▸ **PROBLEM DESCRIPTION**:
Write the material out again exactly as it stands.

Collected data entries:

_____

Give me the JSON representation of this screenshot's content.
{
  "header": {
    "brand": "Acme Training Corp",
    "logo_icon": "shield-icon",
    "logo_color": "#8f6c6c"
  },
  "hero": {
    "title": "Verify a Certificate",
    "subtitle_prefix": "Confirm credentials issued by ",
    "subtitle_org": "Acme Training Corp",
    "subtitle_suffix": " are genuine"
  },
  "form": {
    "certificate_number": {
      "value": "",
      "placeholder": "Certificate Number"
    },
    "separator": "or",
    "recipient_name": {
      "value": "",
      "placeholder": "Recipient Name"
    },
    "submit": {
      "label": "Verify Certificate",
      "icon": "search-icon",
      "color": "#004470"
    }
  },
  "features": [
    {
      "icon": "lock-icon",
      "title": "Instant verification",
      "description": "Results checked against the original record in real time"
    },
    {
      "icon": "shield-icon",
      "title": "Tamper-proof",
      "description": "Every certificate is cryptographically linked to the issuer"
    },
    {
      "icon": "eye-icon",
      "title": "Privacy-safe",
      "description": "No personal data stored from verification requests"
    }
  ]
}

_____

▸ **RESPONSE**:
Give me the JSON representation of this screenshot's content.
{
  "header": {
    "brand": "Acme Training Corp",
    "logo_icon": "shield-icon",
    "logo_color": "#8f6c6c"
  },
  "hero": {
    "title": "Verify a Certificate",
    "subtitle_prefix": "Confirm credentials issued by ",
    "subtitle_org": "Acme Training Corp",
    "subtitle_suffix": " are genuine"
  },
  "form": {
    "certificate_number": {
      "value": "",
      "placeholder": "Certificate Number"
    },
    "separator": "or",
    "recipient_name": {
      "value": "",
      "placeholder": "Recipient Name"
    },
    "submit": {
      "label": "Verify Certificate",
      "icon": "search-icon",
      "color": "#004470"
    }
  },
  "features": [
    {
      "icon": "lock-icon",
      "title": "Instant verification",
      "description": "Results checked against the original record in real time"
    },
    {
      "icon": "shield-icon",
      "title": "Tamper-proof",
      "description": "Every certificate is cryptographically linked to the issuer"
    },
    {
      "icon": "eye-icon",
      "title": "Privacy-safe",
      "description": "No personal data stored from verification requests"
    }
  ]
}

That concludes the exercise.